** START OF SUPPLIED RECORDS **

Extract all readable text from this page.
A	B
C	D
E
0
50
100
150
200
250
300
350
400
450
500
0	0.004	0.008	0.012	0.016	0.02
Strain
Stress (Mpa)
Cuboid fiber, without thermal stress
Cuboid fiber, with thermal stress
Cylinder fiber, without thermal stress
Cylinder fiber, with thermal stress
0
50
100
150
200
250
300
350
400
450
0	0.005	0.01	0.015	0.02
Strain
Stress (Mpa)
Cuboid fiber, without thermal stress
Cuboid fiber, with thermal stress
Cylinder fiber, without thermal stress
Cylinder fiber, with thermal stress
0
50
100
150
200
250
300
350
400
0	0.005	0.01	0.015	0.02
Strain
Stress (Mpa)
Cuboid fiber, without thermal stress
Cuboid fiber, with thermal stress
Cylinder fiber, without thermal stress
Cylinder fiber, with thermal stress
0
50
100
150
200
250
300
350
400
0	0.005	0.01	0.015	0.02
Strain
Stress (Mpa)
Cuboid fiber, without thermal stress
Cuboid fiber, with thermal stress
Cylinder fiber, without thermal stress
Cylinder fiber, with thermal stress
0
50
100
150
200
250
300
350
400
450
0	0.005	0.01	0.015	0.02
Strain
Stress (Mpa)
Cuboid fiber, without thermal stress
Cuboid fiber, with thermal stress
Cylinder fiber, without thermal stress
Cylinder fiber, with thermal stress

** END OF SUPPLIED RECORDS **

EXERCISE GOAL: Copy out the whole listing exactly as written.

TASK ANSWER:
Extract all readable text from this page.
A	B
C	D
E
0
50
100
150
200
250
300
350
400
450
500
0	0.004	0.008	0.012	0.016	0.02
Strain
Stress (Mpa)
Cuboid fiber, without thermal stress
Cuboid fiber, with thermal stress
Cylinder fiber, without thermal stress
Cylinder fiber, with thermal stress
0
50
100
150
200
250
300
350
400
450
0	0.005	0.01	0.015	0.02
Strain
Stress (Mpa)
Cuboid fiber, without thermal stress
Cuboid fiber, with thermal stress
Cylinder fiber, without thermal stress
Cylinder fiber, with thermal stress
0
50
100
150
200
250
300
350
400
0	0.005	0.01	0.015	0.02
Strain
Stress (Mpa)
Cuboid fiber, without thermal stress
Cuboid fiber, with thermal stress
Cylinder fiber, without thermal stress
Cylinder fiber, with thermal stress
0
50
100
150
200
250
300
350
400
0	0.005	0.01	0.015	0.02
Strain
Stress (Mpa)
Cuboid fiber, without thermal stress
Cuboid fiber, with thermal stress
Cylinder fiber, without thermal stress
Cylinder fiber, with thermal stress
0
50
100
150
200
250
300
350
400
450
0	0.005	0.01	0.015	0.02
Strain
Stress (Mpa)
Cuboid fiber, without thermal stress
Cuboid fiber, with thermal stress
Cylinder fiber, without thermal stress
Cylinder fiber, with thermal stress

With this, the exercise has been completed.